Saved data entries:
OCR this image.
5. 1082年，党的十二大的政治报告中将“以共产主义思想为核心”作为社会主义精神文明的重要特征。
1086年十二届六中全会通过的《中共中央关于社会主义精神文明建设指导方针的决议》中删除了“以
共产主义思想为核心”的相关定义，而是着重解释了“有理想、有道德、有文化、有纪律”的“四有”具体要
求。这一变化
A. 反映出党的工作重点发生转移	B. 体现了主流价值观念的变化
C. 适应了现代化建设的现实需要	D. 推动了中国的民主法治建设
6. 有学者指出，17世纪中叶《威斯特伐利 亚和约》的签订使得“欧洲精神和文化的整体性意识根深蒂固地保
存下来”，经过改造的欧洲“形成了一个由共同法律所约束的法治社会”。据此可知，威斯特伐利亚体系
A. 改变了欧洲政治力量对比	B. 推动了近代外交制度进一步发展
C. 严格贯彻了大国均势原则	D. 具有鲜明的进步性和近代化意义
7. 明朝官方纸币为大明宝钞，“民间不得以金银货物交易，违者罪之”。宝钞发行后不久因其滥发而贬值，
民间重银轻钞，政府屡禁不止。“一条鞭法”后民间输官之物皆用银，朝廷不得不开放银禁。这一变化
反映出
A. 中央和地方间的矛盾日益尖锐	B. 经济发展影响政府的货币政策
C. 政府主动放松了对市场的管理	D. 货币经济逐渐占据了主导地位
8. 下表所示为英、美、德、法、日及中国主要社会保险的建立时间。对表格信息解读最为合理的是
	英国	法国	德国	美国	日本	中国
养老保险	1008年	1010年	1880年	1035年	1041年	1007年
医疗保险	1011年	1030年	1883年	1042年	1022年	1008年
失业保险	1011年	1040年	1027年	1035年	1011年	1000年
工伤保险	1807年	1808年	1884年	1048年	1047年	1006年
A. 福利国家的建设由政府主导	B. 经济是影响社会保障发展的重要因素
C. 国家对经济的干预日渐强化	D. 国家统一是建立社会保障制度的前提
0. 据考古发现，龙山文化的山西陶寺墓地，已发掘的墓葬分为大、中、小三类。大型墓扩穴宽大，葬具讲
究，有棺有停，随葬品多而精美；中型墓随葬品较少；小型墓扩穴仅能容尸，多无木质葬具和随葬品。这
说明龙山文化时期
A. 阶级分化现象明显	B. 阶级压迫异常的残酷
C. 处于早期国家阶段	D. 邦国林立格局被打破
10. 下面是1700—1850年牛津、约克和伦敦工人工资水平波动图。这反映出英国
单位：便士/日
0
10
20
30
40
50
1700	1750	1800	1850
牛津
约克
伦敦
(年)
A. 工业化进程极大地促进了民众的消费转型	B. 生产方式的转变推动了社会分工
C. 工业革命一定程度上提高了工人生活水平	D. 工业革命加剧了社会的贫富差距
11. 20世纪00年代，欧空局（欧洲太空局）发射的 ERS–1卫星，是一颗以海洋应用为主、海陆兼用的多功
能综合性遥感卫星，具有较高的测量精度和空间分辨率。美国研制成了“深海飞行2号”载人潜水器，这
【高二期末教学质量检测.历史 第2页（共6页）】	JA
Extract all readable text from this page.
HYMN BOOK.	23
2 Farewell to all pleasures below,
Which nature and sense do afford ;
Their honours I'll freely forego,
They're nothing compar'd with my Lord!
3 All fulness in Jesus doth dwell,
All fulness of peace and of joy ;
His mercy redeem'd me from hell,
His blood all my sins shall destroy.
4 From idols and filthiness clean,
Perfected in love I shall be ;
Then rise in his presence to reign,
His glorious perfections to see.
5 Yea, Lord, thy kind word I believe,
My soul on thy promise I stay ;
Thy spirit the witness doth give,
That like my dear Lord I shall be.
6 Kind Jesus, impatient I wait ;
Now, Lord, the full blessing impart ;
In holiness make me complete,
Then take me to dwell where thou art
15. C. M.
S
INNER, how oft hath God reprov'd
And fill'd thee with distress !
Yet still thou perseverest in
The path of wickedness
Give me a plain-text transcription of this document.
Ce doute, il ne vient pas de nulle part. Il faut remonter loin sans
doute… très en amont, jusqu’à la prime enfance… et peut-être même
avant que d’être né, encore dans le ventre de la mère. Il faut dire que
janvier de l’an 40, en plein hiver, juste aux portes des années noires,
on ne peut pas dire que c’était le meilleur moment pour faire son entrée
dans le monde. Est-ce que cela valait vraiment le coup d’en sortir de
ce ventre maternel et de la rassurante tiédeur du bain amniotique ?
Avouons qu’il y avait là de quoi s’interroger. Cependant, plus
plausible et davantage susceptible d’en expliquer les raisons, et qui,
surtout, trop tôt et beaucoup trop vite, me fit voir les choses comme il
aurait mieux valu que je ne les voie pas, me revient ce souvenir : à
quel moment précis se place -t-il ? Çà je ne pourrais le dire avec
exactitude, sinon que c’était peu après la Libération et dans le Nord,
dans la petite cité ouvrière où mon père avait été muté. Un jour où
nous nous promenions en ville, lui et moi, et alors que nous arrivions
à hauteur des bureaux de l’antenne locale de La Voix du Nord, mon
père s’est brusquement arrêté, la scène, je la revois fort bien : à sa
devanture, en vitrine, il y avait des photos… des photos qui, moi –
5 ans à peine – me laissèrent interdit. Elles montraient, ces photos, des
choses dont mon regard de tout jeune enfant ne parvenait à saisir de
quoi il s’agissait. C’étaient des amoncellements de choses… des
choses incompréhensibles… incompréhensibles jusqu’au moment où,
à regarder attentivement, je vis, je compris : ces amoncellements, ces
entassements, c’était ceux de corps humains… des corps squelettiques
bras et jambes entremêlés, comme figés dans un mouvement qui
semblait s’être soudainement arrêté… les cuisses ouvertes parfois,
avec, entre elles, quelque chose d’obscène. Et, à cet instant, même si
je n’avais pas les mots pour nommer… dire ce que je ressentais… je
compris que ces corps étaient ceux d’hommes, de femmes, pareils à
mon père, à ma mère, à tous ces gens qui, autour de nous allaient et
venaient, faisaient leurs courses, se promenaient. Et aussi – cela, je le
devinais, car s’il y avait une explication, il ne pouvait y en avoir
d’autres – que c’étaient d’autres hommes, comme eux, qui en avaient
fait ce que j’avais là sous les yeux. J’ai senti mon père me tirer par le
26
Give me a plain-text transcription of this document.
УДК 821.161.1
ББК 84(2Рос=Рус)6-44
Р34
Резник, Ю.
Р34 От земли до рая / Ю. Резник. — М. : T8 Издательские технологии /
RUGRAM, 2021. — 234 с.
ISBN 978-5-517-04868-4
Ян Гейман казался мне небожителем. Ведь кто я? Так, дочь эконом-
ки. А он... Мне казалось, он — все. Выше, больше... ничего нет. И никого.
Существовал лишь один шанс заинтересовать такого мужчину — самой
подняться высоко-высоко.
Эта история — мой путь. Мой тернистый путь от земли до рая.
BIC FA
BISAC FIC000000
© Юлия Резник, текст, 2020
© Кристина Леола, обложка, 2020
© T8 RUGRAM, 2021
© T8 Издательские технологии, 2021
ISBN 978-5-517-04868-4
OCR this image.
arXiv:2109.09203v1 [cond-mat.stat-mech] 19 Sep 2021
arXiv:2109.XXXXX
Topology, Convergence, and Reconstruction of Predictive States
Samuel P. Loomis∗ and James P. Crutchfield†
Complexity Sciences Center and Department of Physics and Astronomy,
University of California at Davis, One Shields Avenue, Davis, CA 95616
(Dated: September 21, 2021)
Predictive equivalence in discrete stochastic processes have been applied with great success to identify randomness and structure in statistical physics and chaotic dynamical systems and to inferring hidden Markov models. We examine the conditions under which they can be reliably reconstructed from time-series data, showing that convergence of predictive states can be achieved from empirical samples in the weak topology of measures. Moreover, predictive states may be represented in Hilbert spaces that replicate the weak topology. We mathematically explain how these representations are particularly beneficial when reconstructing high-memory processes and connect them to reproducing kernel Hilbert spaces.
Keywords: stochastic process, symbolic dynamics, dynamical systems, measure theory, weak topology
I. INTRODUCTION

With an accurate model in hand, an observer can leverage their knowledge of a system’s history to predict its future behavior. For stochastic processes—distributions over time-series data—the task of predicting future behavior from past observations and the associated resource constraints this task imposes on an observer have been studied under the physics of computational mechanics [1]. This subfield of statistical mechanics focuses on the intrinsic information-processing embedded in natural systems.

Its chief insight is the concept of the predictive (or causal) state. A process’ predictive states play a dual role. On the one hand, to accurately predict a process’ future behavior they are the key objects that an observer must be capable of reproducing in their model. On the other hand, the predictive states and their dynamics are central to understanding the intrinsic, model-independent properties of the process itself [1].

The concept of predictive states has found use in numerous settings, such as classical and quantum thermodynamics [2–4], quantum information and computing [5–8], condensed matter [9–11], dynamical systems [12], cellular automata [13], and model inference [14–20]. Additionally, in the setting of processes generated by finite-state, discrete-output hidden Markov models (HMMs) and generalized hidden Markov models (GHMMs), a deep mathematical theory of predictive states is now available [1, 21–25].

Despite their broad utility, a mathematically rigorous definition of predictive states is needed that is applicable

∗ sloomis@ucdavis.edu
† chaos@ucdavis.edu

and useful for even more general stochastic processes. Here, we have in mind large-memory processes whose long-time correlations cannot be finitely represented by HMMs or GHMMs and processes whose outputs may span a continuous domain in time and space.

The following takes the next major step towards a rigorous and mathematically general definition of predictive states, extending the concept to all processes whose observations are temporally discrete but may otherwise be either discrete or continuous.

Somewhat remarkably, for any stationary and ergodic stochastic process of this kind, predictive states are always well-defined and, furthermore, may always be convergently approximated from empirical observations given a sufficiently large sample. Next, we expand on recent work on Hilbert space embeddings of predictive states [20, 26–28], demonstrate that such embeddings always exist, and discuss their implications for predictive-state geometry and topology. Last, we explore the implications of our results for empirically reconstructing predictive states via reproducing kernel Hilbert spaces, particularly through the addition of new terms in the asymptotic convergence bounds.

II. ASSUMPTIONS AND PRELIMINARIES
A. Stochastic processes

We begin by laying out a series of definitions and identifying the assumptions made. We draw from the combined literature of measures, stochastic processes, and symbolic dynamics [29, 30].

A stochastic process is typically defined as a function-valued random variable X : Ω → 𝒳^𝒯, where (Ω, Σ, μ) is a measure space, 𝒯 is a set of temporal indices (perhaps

TASK GOAL: Find the word "HMMs" and list each line it appears in.

SOLVED PROBLEM:
The concept of predictive states has found use in numerous settings, such as classical and quantum thermodynamics [2–4], quantum information and computing [5–8], condensed matter [9–11], dynamical systems [12], cellular automata [13], and model inference [14–20]. Additionally, in the setting of processes generated by finite-state, discrete-output hidden Markov models (HMMs) and generalized hidden Markov models (GHMMs), a deep mathematical theory of predictive states is now available [1, 21–25].
and useful for even more general stochastic processes. Here, we have in mind large-memory processes whose long-time correlations cannot be finitely represented by HMMs or GHMMs and processes whose outputs may span a continuous domain in time and space.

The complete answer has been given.